* Task description:
Print the entries below word for word; the pictures stay out of your copy.

Stored records:
•••••
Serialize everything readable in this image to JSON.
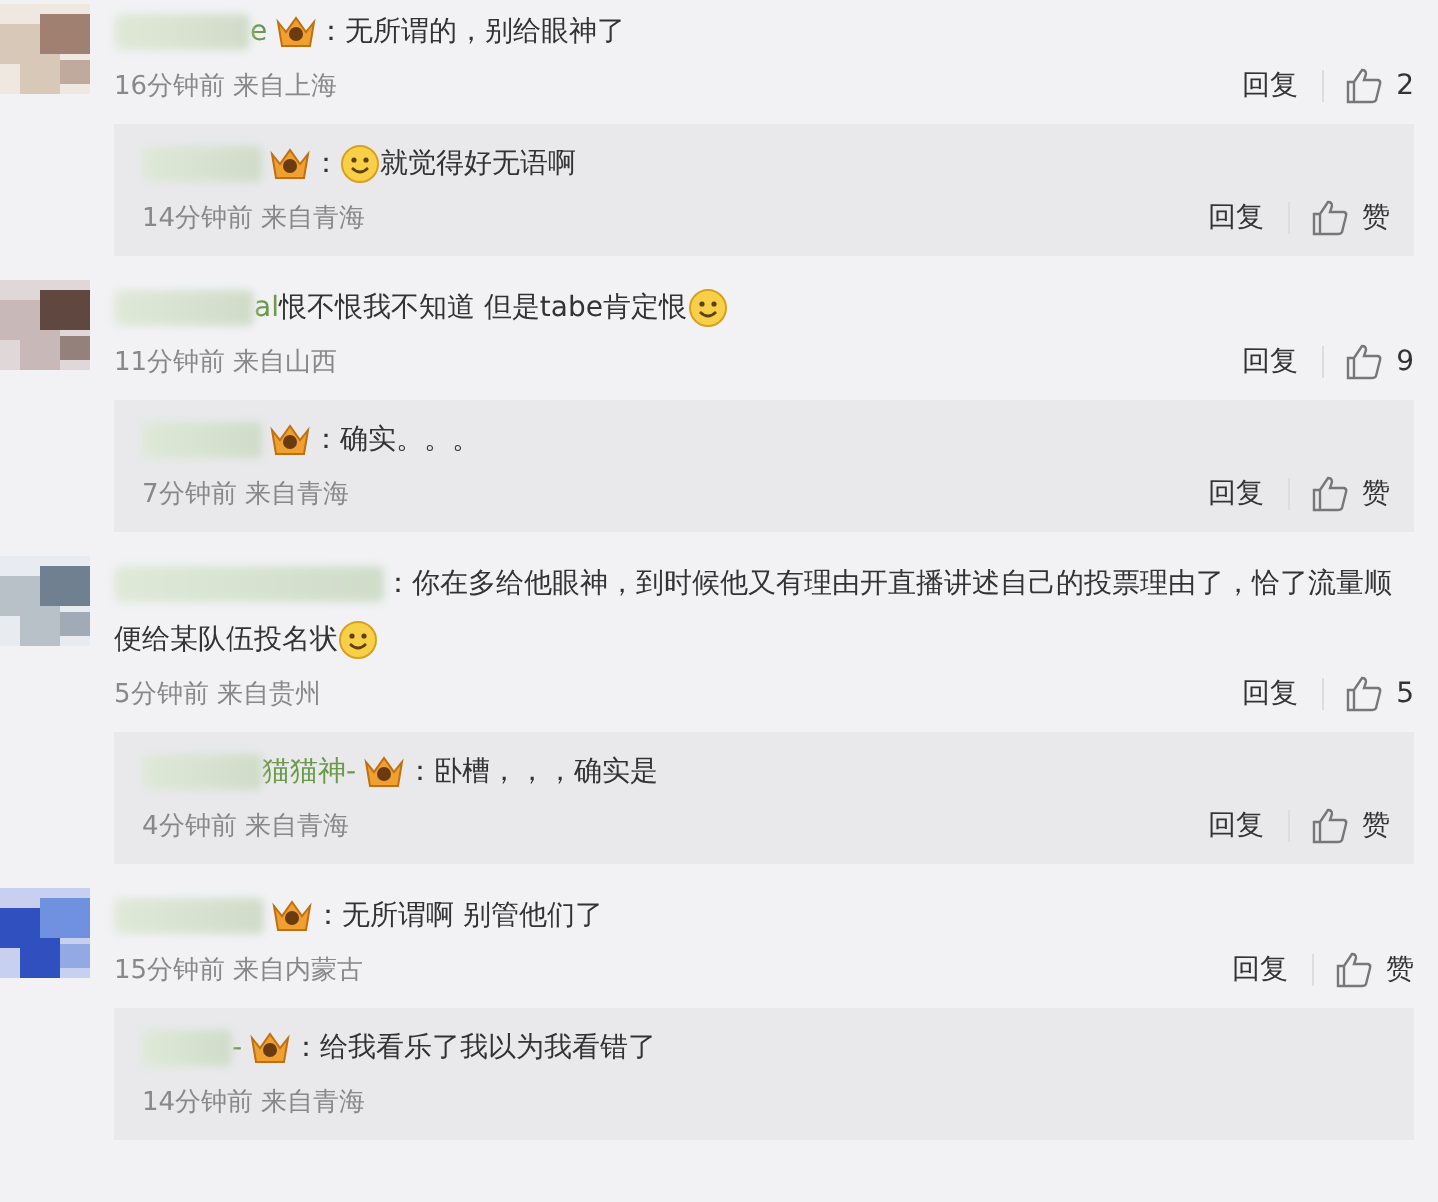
{
  "comments": [
    {
      "name_tail": "e",
      "badge": true,
      "parts": [
        {
          "kind": "text",
          "text": "：无所谓的，别给眼神了"
        }
      ],
      "meta": "16分钟前 来自上海",
      "reply_label": "回复",
      "likes": "2",
      "replies": [
        {
          "badge": true,
          "parts": [
            {
              "kind": "text",
              "text": "："
            },
            {
              "kind": "emoji"
            },
            {
              "kind": "text",
              "text": "就觉得好无语啊"
            }
          ],
          "meta": "14分钟前 来自青海",
          "reply_label": "回复",
          "likes": "赞"
        }
      ]
    },
    {
      "name_tail": "al",
      "badge": false,
      "parts": [
        {
          "kind": "text",
          "text": "恨不恨我不知道 但是tabe肯定恨"
        },
        {
          "kind": "emoji"
        }
      ],
      "meta": "11分钟前 来自山西",
      "reply_label": "回复",
      "likes": "9",
      "replies": [
        {
          "badge": true,
          "parts": [
            {
              "kind": "text",
              "text": "：确实。。。"
            }
          ],
          "meta": "7分钟前 来自青海",
          "reply_label": "回复",
          "likes": "赞"
        }
      ]
    },
    {
      "badge": false,
      "parts": [
        {
          "kind": "text",
          "text": "：你在多给他眼神，到时候他又有理由开直播讲述自己的投票理由了，恰了流量顺便给某队伍投名状"
        },
        {
          "kind": "emoji"
        }
      ],
      "meta": "5分钟前 来自贵州",
      "reply_label": "回复",
      "likes": "5",
      "replies": [
        {
          "name_tail": "猫猫神-",
          "badge": true,
          "parts": [
            {
              "kind": "text",
              "text": "：卧槽，，，确实是"
            }
          ],
          "meta": "4分钟前 来自青海",
          "reply_label": "回复",
          "likes": "赞"
        }
      ]
    },
    {
      "badge": true,
      "parts": [
        {
          "kind": "text",
          "text": "：无所谓啊 别管他们了"
        }
      ],
      "meta": "15分钟前 来自内蒙古",
      "reply_label": "回复",
      "likes": "赞",
      "replies": [
        {
          "name_tail": "-",
          "badge": true,
          "parts": [
            {
              "kind": "text",
              "text": "：给我看乐了我以为我看错了"
            }
          ],
          "meta": "14分钟前 来自青海"
        }
      ]
    }
  ]
}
•••••
* Written reply:
Serialize everything readable in this image to JSON.
{
  "comments": [
    {
      "name_tail": "e",
      "badge": true,
      "parts": [
        {
          "kind": "text",
          "text": "：无所谓的，别给眼神了"
        }
      ],
      "meta": "16分钟前 来自上海",
      "reply_label": "回复",
      "likes": "2",
      "replies": [
        {
          "badge": true,
          "parts": [
            {
              "kind": "text",
              "text": "："
            },
            {
              "kind": "emoji"
            },
            {
              "kind": "text",
              "text": "就觉得好无语啊"
            }
          ],
          "meta": "14分钟前 来自青海",
          "reply_label": "回复",
          "likes": "赞"
        }
      ]
    },
    {
      "name_tail": "al",
      "badge": false,
      "parts": [
        {
          "kind": "text",
          "text": "恨不恨我不知道 但是tabe肯定恨"
        },
        {
          "kind": "emoji"
        }
      ],
      "meta": "11分钟前 来自山西",
      "reply_label": "回复",
      "likes": "9",
      "replies": [
        {
          "badge": true,
          "parts": [
            {
              "kind": "text",
              "text": "：确实。。。"
            }
          ],
          "meta": "7分钟前 来自青海",
          "reply_label": "回复",
          "likes": "赞"
        }
      ]
    },
    {
      "badge": false,
      "parts": [
        {
          "kind": "text",
          "text": "：你在多给他眼神，到时候他又有理由开直播讲述自己的投票理由了，恰了流量顺便给某队伍投名状"
        },
        {
          "kind": "emoji"
        }
      ],
      "meta": "5分钟前 来自贵州",
      "reply_label": "回复",
      "likes": "5",
      "replies": [
        {
          "name_tail": "猫猫神-",
          "badge": true,
          "parts": [
            {
              "kind": "text",
              "text": "：卧槽，，，确实是"
            }
          ],
          "meta": "4分钟前 来自青海",
          "reply_label": "回复",
          "likes": "赞"
        }
      ]
    },
    {
      "badge": true,
      "parts": [
        {
          "kind": "text",
          "text": "：无所谓啊 别管他们了"
        }
      ],
      "meta": "15分钟前 来自内蒙古",
      "reply_label": "回复",
      "likes": "赞",
      "replies": [
        {
          "name_tail": "-",
          "badge": true,
          "parts": [
            {
              "kind": "text",
              "text": "：给我看乐了我以为我看错了"
            }
          ],
          "meta": "14分钟前 来自青海"
        }
      ]
    }
  ]
}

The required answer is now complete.